* SET PROBLEM
Reproduce the listing below word for word, leaving out any pictures.
[BEGIN]
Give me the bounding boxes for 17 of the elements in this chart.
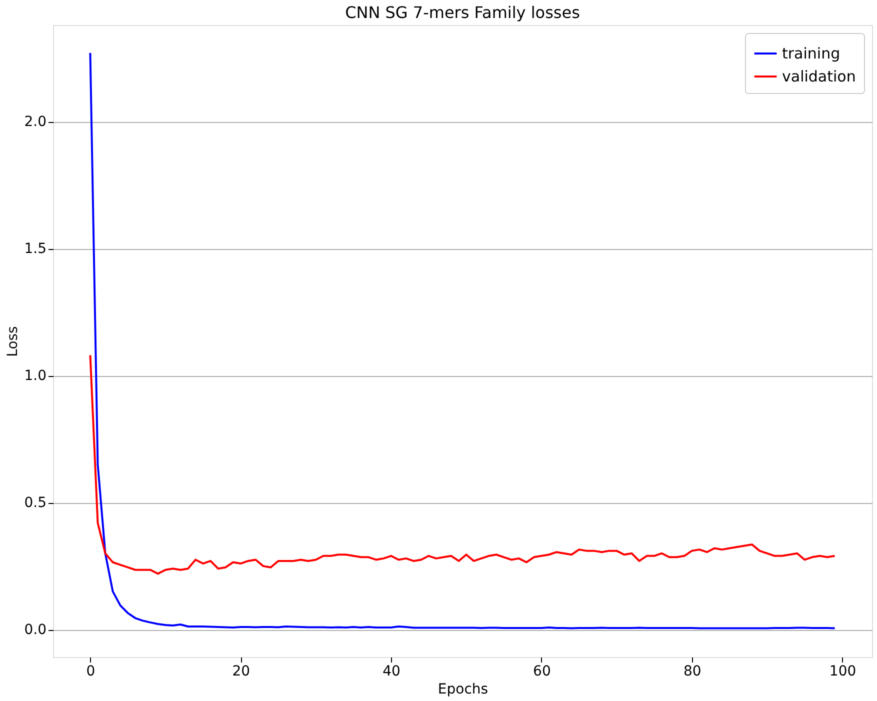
- x-tick-label: 100: [829, 664, 856, 680]
- x-tick-label: 60: [533, 664, 551, 680]
- y-tick-label: 1.5: [24, 241, 46, 258]
- x-tick-label: 0: [86, 664, 96, 680]
- y-tick-label: 2.0: [24, 114, 46, 130]
- legend-label: training: [782, 44, 840, 62]
- y-tick-label: 0.0: [24, 622, 46, 638]
- x-tick-label: 40: [382, 664, 400, 680]
- y-axis-title: Loss: [5, 326, 22, 357]
- legend-label: validation: [782, 68, 856, 86]
- x-tick-label: 20: [232, 664, 250, 680]
- x-tick-label: 80: [683, 664, 702, 680]
- line-series: [89, 354, 836, 575]
- x-axis-title: Epochs: [438, 682, 488, 698]
- chart-title: CNN SG 7-mers Family losses: [345, 3, 580, 22]
- y-tick-label: 0.5: [24, 495, 46, 512]
- y-tick-label: 1.0: [24, 368, 46, 384]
[END]
* OUTPUT FOR THIS EXERCISE
Give me the bounding boxes for 17 of the elements in this chart.
- x-tick-label: 100: [829, 664, 856, 680]
- x-tick-label: 60: [533, 664, 551, 680]
- y-tick-label: 1.5: [24, 241, 46, 258]
- x-tick-label: 0: [86, 664, 96, 680]
- y-tick-label: 2.0: [24, 114, 46, 130]
- legend-label: training: [782, 44, 840, 62]
- y-tick-label: 0.0: [24, 622, 46, 638]
- x-tick-label: 40: [382, 664, 400, 680]
- y-axis-title: Loss: [5, 326, 22, 357]
- legend-label: validation: [782, 68, 856, 86]
- x-tick-label: 20: [232, 664, 250, 680]
- x-tick-label: 80: [683, 664, 702, 680]
- line-series: [89, 354, 836, 575]
- x-axis-title: Epochs: [438, 682, 488, 698]
- chart-title: CNN SG 7-mers Family losses: [345, 3, 580, 22]
- y-tick-label: 0.5: [24, 495, 46, 512]
- y-tick-label: 1.0: [24, 368, 46, 384]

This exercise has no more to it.